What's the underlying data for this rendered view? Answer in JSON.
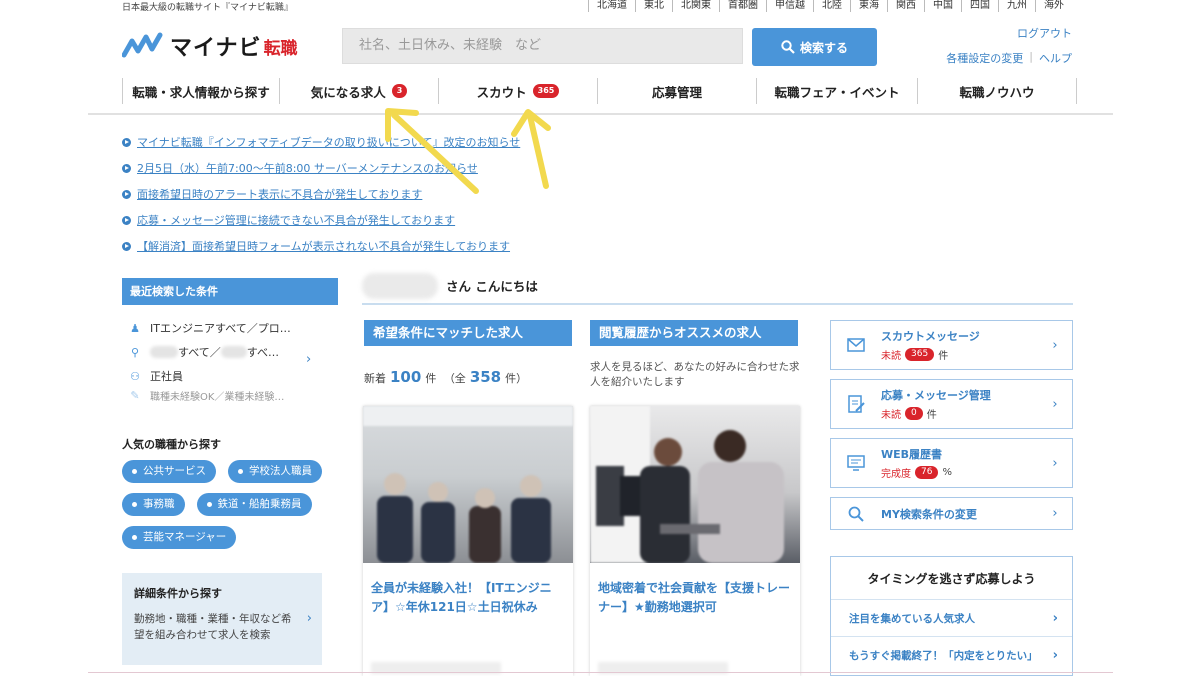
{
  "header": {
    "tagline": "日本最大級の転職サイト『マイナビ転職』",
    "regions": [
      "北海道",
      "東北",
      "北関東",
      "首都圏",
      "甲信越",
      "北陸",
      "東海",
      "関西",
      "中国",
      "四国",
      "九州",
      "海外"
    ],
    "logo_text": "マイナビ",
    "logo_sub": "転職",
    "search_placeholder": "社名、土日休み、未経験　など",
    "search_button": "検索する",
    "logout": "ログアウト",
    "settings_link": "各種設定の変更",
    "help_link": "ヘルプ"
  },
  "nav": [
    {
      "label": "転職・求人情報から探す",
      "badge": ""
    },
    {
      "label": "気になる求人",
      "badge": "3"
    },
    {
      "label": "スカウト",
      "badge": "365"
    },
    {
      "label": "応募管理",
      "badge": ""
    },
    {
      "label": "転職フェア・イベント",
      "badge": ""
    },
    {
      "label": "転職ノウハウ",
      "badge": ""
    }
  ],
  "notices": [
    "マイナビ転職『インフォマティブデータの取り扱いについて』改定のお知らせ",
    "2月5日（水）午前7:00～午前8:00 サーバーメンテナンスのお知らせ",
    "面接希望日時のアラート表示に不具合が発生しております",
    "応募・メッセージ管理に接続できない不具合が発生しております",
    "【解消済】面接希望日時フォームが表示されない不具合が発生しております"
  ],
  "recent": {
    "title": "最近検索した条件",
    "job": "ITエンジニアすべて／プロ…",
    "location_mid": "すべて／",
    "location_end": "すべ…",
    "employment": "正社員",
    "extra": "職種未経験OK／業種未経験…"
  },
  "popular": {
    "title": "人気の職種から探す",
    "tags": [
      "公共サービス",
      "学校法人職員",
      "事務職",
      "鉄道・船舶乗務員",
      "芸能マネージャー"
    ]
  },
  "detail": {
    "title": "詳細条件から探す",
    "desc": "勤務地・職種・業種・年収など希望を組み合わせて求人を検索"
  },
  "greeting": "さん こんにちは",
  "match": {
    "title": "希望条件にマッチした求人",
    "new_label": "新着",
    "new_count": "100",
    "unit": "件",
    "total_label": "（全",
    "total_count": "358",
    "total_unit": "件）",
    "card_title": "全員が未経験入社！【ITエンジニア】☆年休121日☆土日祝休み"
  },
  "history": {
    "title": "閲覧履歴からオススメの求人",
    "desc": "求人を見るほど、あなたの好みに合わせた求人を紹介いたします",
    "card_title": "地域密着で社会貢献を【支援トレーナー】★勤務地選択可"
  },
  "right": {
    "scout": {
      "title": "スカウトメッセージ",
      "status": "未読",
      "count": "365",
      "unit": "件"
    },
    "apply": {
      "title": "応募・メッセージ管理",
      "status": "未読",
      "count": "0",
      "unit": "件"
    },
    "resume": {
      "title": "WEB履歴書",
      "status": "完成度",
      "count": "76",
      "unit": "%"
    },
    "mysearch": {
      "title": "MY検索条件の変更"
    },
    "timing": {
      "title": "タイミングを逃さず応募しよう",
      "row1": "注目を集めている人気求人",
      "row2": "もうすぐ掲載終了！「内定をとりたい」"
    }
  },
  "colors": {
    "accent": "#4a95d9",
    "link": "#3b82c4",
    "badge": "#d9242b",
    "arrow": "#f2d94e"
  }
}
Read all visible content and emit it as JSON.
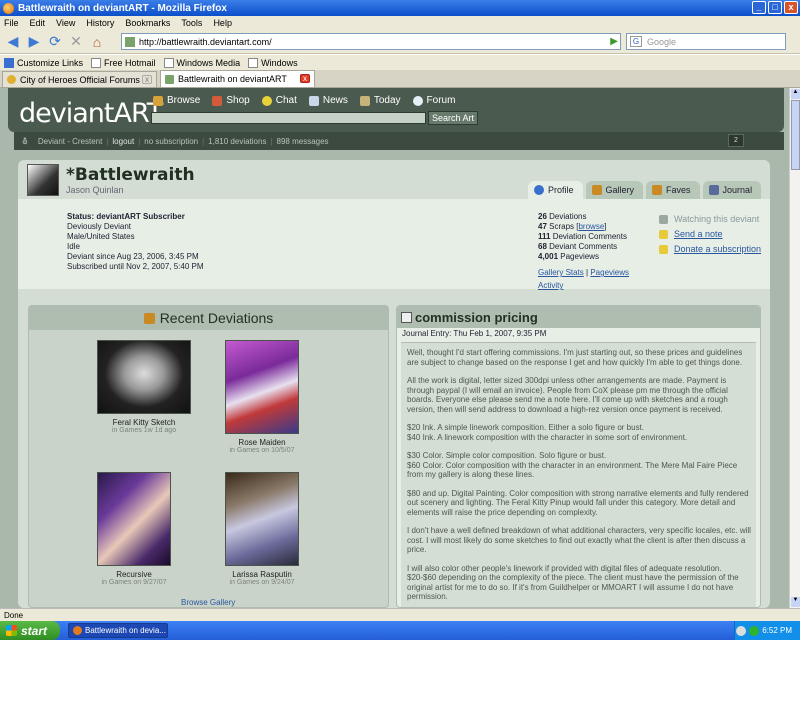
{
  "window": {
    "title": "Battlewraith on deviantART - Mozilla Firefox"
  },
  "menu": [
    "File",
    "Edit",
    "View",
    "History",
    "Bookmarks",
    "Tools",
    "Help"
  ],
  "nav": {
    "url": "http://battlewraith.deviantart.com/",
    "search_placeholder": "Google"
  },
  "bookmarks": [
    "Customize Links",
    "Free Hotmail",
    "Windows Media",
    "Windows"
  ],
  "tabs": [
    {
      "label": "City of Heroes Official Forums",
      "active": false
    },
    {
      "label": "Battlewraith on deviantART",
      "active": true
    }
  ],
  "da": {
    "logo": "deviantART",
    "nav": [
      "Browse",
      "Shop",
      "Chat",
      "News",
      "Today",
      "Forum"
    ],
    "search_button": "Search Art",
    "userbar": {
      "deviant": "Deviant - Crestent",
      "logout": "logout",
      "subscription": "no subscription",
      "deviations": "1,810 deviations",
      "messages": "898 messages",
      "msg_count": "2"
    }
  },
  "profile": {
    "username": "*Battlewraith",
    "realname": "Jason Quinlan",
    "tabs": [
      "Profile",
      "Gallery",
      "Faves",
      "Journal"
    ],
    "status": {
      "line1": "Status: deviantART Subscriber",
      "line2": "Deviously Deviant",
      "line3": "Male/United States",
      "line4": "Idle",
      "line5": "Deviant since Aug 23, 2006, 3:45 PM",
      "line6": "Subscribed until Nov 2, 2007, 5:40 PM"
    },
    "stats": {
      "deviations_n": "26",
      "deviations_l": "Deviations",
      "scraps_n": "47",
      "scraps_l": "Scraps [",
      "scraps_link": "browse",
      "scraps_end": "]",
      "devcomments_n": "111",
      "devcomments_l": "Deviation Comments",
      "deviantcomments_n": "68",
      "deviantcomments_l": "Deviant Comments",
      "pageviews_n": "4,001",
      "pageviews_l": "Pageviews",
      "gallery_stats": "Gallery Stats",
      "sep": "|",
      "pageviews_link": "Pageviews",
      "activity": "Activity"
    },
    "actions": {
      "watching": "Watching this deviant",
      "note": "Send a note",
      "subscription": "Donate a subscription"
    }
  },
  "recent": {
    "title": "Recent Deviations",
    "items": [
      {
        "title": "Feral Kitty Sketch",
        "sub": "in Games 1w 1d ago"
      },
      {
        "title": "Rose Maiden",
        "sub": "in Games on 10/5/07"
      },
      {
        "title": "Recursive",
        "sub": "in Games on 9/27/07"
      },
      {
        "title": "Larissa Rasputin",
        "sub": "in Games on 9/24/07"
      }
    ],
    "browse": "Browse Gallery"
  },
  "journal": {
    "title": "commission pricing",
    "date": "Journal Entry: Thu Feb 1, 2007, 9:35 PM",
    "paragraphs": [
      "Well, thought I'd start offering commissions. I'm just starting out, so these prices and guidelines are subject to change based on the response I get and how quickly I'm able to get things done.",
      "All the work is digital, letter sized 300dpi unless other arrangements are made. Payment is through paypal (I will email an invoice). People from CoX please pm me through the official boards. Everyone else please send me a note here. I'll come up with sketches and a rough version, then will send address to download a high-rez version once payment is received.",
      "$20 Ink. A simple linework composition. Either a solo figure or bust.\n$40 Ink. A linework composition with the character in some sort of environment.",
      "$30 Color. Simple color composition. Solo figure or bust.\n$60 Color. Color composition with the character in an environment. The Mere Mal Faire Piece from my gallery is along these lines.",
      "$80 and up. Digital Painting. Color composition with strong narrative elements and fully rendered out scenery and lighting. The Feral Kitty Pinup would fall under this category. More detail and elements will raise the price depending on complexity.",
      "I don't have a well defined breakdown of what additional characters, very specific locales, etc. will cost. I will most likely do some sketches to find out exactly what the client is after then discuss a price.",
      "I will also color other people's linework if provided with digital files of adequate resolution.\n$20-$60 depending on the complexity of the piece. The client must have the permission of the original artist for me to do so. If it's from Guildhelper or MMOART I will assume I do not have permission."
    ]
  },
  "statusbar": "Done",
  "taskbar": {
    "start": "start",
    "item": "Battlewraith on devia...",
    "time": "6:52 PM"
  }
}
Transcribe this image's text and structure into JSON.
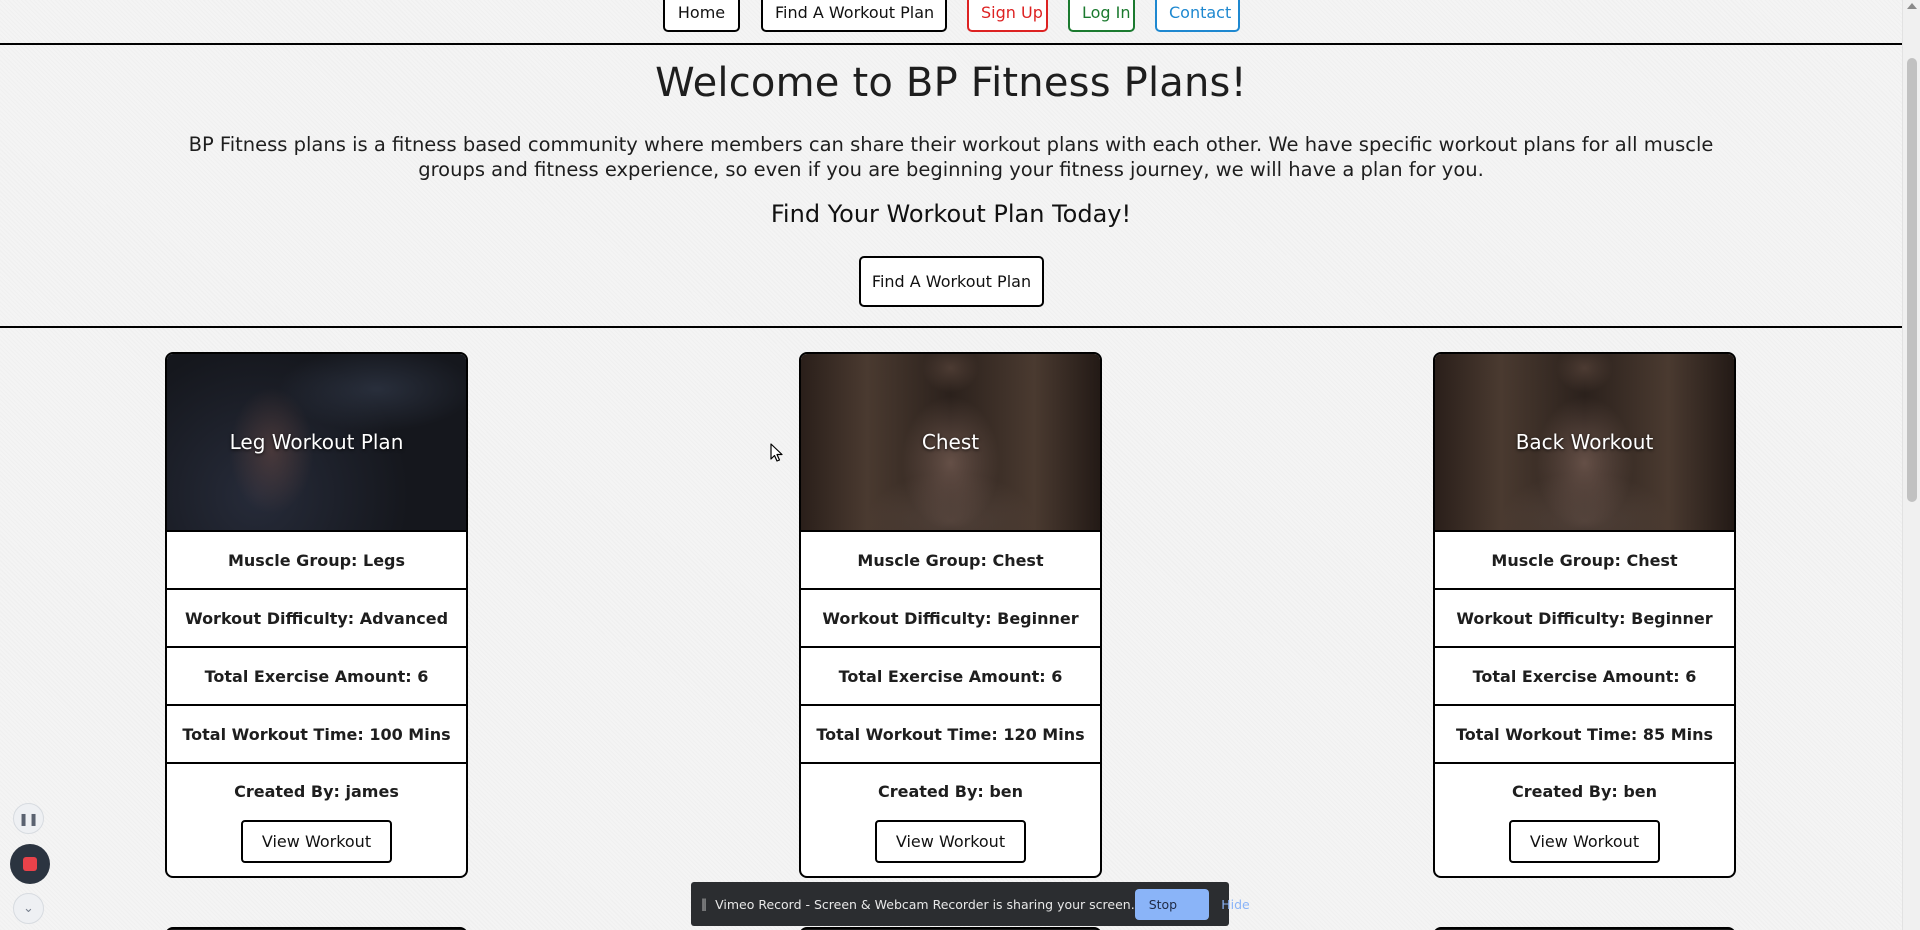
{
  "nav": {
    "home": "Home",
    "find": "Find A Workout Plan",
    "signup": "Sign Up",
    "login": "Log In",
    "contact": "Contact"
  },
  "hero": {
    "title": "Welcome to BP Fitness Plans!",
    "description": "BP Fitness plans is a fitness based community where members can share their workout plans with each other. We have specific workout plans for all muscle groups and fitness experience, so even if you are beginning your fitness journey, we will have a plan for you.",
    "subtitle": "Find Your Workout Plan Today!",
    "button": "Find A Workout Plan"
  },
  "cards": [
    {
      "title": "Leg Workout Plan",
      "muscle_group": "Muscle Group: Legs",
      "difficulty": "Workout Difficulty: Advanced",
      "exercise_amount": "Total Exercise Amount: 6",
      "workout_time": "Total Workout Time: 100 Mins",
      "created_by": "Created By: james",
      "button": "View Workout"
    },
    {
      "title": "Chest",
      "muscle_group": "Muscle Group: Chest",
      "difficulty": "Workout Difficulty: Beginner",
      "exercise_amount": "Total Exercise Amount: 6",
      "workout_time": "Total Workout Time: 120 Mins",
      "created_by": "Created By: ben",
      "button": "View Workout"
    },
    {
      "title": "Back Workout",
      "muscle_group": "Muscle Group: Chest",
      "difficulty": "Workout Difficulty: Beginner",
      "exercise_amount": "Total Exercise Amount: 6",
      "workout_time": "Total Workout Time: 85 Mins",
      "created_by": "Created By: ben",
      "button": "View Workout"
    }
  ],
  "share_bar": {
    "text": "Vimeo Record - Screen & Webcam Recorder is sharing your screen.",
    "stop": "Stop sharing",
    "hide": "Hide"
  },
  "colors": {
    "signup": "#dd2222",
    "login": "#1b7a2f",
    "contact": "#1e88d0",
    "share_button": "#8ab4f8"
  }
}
....................
= YOUR TASK =
Go through the material above and copy each line that has the word "マイナビ転職".

= TASK RESPONSE =
    "tagline": "日本最大級の転職サイト『マイナビ転職』",
    "マイナビ転職『インフォマティブデータの取り扱いについて』改定のお知らせ",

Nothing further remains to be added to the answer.